PROBLEM DESCRIPTION: Go through the listing and copy every line word for word.

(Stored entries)
========

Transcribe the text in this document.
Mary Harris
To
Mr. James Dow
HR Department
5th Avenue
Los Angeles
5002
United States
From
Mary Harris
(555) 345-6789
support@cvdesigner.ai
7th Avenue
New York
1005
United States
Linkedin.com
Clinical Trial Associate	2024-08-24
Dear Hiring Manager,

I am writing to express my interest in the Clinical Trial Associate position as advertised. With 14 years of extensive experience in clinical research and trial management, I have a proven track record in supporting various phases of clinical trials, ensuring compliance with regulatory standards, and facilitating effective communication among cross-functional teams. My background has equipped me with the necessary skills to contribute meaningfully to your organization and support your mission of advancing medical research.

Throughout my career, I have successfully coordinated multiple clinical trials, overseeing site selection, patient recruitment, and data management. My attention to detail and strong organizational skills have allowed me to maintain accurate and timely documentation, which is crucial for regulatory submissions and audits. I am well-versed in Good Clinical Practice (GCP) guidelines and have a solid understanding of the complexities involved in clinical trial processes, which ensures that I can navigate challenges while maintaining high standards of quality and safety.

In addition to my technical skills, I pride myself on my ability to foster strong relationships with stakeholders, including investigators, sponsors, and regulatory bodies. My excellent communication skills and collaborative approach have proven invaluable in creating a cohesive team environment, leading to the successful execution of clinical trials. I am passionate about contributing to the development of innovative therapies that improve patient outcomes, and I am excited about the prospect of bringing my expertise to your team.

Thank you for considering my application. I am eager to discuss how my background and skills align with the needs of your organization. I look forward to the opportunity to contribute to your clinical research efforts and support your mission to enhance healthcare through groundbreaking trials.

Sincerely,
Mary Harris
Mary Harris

========

RESULT FOR THIS TASK:
Transcribe the text in this document.
Mary Harris
To
Mr. James Dow
HR Department
5th Avenue
Los Angeles
5002
United States
From
Mary Harris
(555) 345-6789
support@cvdesigner.ai
7th Avenue
New York
1005
United States
Linkedin.com
Clinical Trial Associate	2024-08-24
Dear Hiring Manager,

I am writing to express my interest in the Clinical Trial Associate position as advertised. With 14 years of extensive experience in clinical research and trial management, I have a proven track record in supporting various phases of clinical trials, ensuring compliance with regulatory standards, and facilitating effective communication among cross-functional teams. My background has equipped me with the necessary skills to contribute meaningfully to your organization and support your mission of advancing medical research.

Throughout my career, I have successfully coordinated multiple clinical trials, overseeing site selection, patient recruitment, and data management. My attention to detail and strong organizational skills have allowed me to maintain accurate and timely documentation, which is crucial for regulatory submissions and audits. I am well-versed in Good Clinical Practice (GCP) guidelines and have a solid understanding of the complexities involved in clinical trial processes, which ensures that I can navigate challenges while maintaining high standards of quality and safety.

In addition to my technical skills, I pride myself on my ability to foster strong relationships with stakeholders, including investigators, sponsors, and regulatory bodies. My excellent communication skills and collaborative approach have proven invaluable in creating a cohesive team environment, leading to the successful execution of clinical trials. I am passionate about contributing to the development of innovative therapies that improve patient outcomes, and I am excited about the prospect of bringing my expertise to your team.

Thank you for considering my application. I am eager to discuss how my background and skills align with the needs of your organization. I look forward to the opportunity to contribute to your clinical research efforts and support your mission to enhance healthcare through groundbreaking trials.

Sincerely,
Mary Harris
Mary Harris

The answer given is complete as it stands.